_EXERCISE OBJECTIVE:_
Copy the data precisely, keeping every character.

_RECORDS TO PROCESS:_
* start *

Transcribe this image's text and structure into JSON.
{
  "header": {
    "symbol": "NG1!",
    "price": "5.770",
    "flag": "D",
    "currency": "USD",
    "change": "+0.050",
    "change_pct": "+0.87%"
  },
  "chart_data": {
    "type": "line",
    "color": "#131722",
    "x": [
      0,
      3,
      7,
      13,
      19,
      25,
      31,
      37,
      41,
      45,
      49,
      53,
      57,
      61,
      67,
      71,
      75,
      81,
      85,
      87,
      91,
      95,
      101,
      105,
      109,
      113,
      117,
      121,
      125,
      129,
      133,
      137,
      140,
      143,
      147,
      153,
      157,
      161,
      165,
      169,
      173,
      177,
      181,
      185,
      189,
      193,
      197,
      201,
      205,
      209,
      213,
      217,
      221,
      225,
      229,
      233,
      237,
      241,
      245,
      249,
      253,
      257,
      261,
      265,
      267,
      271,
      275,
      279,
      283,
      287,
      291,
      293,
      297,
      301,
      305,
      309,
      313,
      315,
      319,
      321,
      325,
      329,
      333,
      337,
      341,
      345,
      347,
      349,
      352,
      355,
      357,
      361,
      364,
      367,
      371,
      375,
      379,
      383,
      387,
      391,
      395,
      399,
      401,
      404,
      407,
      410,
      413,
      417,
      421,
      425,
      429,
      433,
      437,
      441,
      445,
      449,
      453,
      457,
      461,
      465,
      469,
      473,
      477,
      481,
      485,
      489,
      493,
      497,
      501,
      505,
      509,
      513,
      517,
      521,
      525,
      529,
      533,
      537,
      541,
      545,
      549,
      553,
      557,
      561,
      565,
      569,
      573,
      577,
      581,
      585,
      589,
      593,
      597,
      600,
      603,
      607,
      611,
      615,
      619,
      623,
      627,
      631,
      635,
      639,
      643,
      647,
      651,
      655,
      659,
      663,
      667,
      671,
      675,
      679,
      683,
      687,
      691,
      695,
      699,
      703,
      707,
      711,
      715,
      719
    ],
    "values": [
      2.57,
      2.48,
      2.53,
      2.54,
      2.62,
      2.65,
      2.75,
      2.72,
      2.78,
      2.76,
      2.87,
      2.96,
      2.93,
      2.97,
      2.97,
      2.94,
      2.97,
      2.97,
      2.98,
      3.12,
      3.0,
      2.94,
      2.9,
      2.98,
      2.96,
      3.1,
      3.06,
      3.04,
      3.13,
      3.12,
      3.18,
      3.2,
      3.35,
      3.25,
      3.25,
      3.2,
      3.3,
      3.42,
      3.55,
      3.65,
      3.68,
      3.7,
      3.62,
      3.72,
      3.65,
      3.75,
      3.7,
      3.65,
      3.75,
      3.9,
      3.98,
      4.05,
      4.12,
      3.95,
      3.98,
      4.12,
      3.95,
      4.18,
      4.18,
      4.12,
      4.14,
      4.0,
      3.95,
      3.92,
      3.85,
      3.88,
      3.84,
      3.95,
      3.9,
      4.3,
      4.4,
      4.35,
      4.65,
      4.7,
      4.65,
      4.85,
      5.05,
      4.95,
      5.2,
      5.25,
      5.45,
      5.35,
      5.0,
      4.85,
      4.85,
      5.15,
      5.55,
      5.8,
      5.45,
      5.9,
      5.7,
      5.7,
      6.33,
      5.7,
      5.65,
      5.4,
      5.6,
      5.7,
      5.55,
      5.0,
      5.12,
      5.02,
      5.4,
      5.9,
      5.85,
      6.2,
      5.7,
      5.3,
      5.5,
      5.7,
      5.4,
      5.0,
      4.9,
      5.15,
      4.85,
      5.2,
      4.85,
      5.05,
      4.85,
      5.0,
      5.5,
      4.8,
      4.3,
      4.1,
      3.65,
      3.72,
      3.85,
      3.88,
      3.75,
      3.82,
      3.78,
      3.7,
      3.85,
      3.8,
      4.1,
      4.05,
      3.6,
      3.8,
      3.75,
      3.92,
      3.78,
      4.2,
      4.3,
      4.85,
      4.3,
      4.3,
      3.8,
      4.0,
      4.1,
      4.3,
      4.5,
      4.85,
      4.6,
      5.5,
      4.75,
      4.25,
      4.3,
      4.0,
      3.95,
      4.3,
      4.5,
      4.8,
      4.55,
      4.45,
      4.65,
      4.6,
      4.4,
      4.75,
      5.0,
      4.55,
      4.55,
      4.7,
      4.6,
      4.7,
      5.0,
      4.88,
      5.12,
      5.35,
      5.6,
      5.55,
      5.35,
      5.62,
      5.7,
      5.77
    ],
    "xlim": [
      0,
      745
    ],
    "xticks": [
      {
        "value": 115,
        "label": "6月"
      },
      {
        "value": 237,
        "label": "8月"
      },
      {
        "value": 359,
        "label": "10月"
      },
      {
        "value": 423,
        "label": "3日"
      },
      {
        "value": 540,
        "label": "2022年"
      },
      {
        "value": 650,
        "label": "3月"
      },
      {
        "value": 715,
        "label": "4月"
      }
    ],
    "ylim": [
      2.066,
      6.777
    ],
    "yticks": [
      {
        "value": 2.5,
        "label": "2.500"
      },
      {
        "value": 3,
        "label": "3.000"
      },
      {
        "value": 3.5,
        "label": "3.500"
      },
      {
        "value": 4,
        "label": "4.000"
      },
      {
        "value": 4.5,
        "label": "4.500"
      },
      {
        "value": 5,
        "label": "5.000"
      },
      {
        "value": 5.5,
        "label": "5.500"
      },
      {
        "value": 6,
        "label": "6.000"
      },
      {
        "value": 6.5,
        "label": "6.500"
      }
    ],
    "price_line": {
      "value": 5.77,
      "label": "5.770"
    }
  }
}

* end *

_TASK RESPONSE:_
Transcribe this image's text and structure into JSON.
{
  "header": {
    "symbol": "NG1!",
    "price": "5.770",
    "flag": "D",
    "currency": "USD",
    "change": "+0.050",
    "change_pct": "+0.87%"
  },
  "chart_data": {
    "type": "line",
    "color": "#131722",
    "x": [
      0,
      3,
      7,
      13,
      19,
      25,
      31,
      37,
      41,
      45,
      49,
      53,
      57,
      61,
      67,
      71,
      75,
      81,
      85,
      87,
      91,
      95,
      101,
      105,
      109,
      113,
      117,
      121,
      125,
      129,
      133,
      137,
      140,
      143,
      147,
      153,
      157,
      161,
      165,
      169,
      173,
      177,
      181,
      185,
      189,
      193,
      197,
      201,
      205,
      209,
      213,
      217,
      221,
      225,
      229,
      233,
      237,
      241,
      245,
      249,
      253,
      257,
      261,
      265,
      267,
      271,
      275,
      279,
      283,
      287,
      291,
      293,
      297,
      301,
      305,
      309,
      313,
      315,
      319,
      321,
      325,
      329,
      333,
      337,
      341,
      345,
      347,
      349,
      352,
      355,
      357,
      361,
      364,
      367,
      371,
      375,
      379,
      383,
      387,
      391,
      395,
      399,
      401,
      404,
      407,
      410,
      413,
      417,
      421,
      425,
      429,
      433,
      437,
      441,
      445,
      449,
      453,
      457,
      461,
      465,
      469,
      473,
      477,
      481,
      485,
      489,
      493,
      497,
      501,
      505,
      509,
      513,
      517,
      521,
      525,
      529,
      533,
      537,
      541,
      545,
      549,
      553,
      557,
      561,
      565,
      569,
      573,
      577,
      581,
      585,
      589,
      593,
      597,
      600,
      603,
      607,
      611,
      615,
      619,
      623,
      627,
      631,
      635,
      639,
      643,
      647,
      651,
      655,
      659,
      663,
      667,
      671,
      675,
      679,
      683,
      687,
      691,
      695,
      699,
      703,
      707,
      711,
      715,
      719
    ],
    "values": [
      2.57,
      2.48,
      2.53,
      2.54,
      2.62,
      2.65,
      2.75,
      2.72,
      2.78,
      2.76,
      2.87,
      2.96,
      2.93,
      2.97,
      2.97,
      2.94,
      2.97,
      2.97,
      2.98,
      3.12,
      3.0,
      2.94,
      2.9,
      2.98,
      2.96,
      3.1,
      3.06,
      3.04,
      3.13,
      3.12,
      3.18,
      3.2,
      3.35,
      3.25,
      3.25,
      3.2,
      3.3,
      3.42,
      3.55,
      3.65,
      3.68,
      3.7,
      3.62,
      3.72,
      3.65,
      3.75,
      3.7,
      3.65,
      3.75,
      3.9,
      3.98,
      4.05,
      4.12,
      3.95,
      3.98,
      4.12,
      3.95,
      4.18,
      4.18,
      4.12,
      4.14,
      4.0,
      3.95,
      3.92,
      3.85,
      3.88,
      3.84,
      3.95,
      3.9,
      4.3,
      4.4,
      4.35,
      4.65,
      4.7,
      4.65,
      4.85,
      5.05,
      4.95,
      5.2,
      5.25,
      5.45,
      5.35,
      5.0,
      4.85,
      4.85,
      5.15,
      5.55,
      5.8,
      5.45,
      5.9,
      5.7,
      5.7,
      6.33,
      5.7,
      5.65,
      5.4,
      5.6,
      5.7,
      5.55,
      5.0,
      5.12,
      5.02,
      5.4,
      5.9,
      5.85,
      6.2,
      5.7,
      5.3,
      5.5,
      5.7,
      5.4,
      5.0,
      4.9,
      5.15,
      4.85,
      5.2,
      4.85,
      5.05,
      4.85,
      5.0,
      5.5,
      4.8,
      4.3,
      4.1,
      3.65,
      3.72,
      3.85,
      3.88,
      3.75,
      3.82,
      3.78,
      3.7,
      3.85,
      3.8,
      4.1,
      4.05,
      3.6,
      3.8,
      3.75,
      3.92,
      3.78,
      4.2,
      4.3,
      4.85,
      4.3,
      4.3,
      3.8,
      4.0,
      4.1,
      4.3,
      4.5,
      4.85,
      4.6,
      5.5,
      4.75,
      4.25,
      4.3,
      4.0,
      3.95,
      4.3,
      4.5,
      4.8,
      4.55,
      4.45,
      4.65,
      4.6,
      4.4,
      4.75,
      5.0,
      4.55,
      4.55,
      4.7,
      4.6,
      4.7,
      5.0,
      4.88,
      5.12,
      5.35,
      5.6,
      5.55,
      5.35,
      5.62,
      5.7,
      5.77
    ],
    "xlim": [
      0,
      745
    ],
    "xticks": [
      {
        "value": 115,
        "label": "6月"
      },
      {
        "value": 237,
        "label": "8月"
      },
      {
        "value": 359,
        "label": "10月"
      },
      {
        "value": 423,
        "label": "3日"
      },
      {
        "value": 540,
        "label": "2022年"
      },
      {
        "value": 650,
        "label": "3月"
      },
      {
        "value": 715,
        "label": "4月"
      }
    ],
    "ylim": [
      2.066,
      6.777
    ],
    "yticks": [
      {
        "value": 2.5,
        "label": "2.500"
      },
      {
        "value": 3,
        "label": "3.000"
      },
      {
        "value": 3.5,
        "label": "3.500"
      },
      {
        "value": 4,
        "label": "4.000"
      },
      {
        "value": 4.5,
        "label": "4.500"
      },
      {
        "value": 5,
        "label": "5.000"
      },
      {
        "value": 5.5,
        "label": "5.500"
      },
      {
        "value": 6,
        "label": "6.000"
      },
      {
        "value": 6.5,
        "label": "6.500"
      }
    ],
    "price_line": {
      "value": 5.77,
      "label": "5.770"
    }
  }
}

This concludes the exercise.